• [Set exercise]
Extract the complete listing and output it unchanged.

• [Items from a dataset]
○ ○ ○

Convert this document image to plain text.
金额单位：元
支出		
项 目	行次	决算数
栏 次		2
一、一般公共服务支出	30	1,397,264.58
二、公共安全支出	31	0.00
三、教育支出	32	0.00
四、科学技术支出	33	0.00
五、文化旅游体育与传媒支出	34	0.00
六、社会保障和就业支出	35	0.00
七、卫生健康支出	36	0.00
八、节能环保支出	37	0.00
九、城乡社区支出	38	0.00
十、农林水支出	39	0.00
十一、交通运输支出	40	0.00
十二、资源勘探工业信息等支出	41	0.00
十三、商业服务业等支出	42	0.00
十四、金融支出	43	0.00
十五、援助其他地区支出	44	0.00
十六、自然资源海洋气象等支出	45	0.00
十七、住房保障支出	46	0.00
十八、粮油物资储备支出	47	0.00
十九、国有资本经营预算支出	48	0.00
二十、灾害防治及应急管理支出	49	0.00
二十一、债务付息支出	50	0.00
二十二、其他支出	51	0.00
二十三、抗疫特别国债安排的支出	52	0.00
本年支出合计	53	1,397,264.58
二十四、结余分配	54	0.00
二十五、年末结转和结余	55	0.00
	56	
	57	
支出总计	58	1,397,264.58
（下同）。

○ ○ ○

• [Output below]
Convert this document image to plain text.
金额单位：元
支出		
项 目	行次	决算数
栏 次		2
一、一般公共服务支出	30	1,397,264.58
二、公共安全支出	31	0.00
三、教育支出	32	0.00
四、科学技术支出	33	0.00
五、文化旅游体育与传媒支出	34	0.00
六、社会保障和就业支出	35	0.00
七、卫生健康支出	36	0.00
八、节能环保支出	37	0.00
九、城乡社区支出	38	0.00
十、农林水支出	39	0.00
十一、交通运输支出	40	0.00
十二、资源勘探工业信息等支出	41	0.00
十三、商业服务业等支出	42	0.00
十四、金融支出	43	0.00
十五、援助其他地区支出	44	0.00
十六、自然资源海洋气象等支出	45	0.00
十七、住房保障支出	46	0.00
十八、粮油物资储备支出	47	0.00
十九、国有资本经营预算支出	48	0.00
二十、灾害防治及应急管理支出	49	0.00
二十一、债务付息支出	50	0.00
二十二、其他支出	51	0.00
二十三、抗疫特别国债安排的支出	52	0.00
本年支出合计	53	1,397,264.58
二十四、结余分配	54	0.00
二十五、年末结转和结余	55	0.00
	56	
	57	
支出总计	58	1,397,264.58
（下同）。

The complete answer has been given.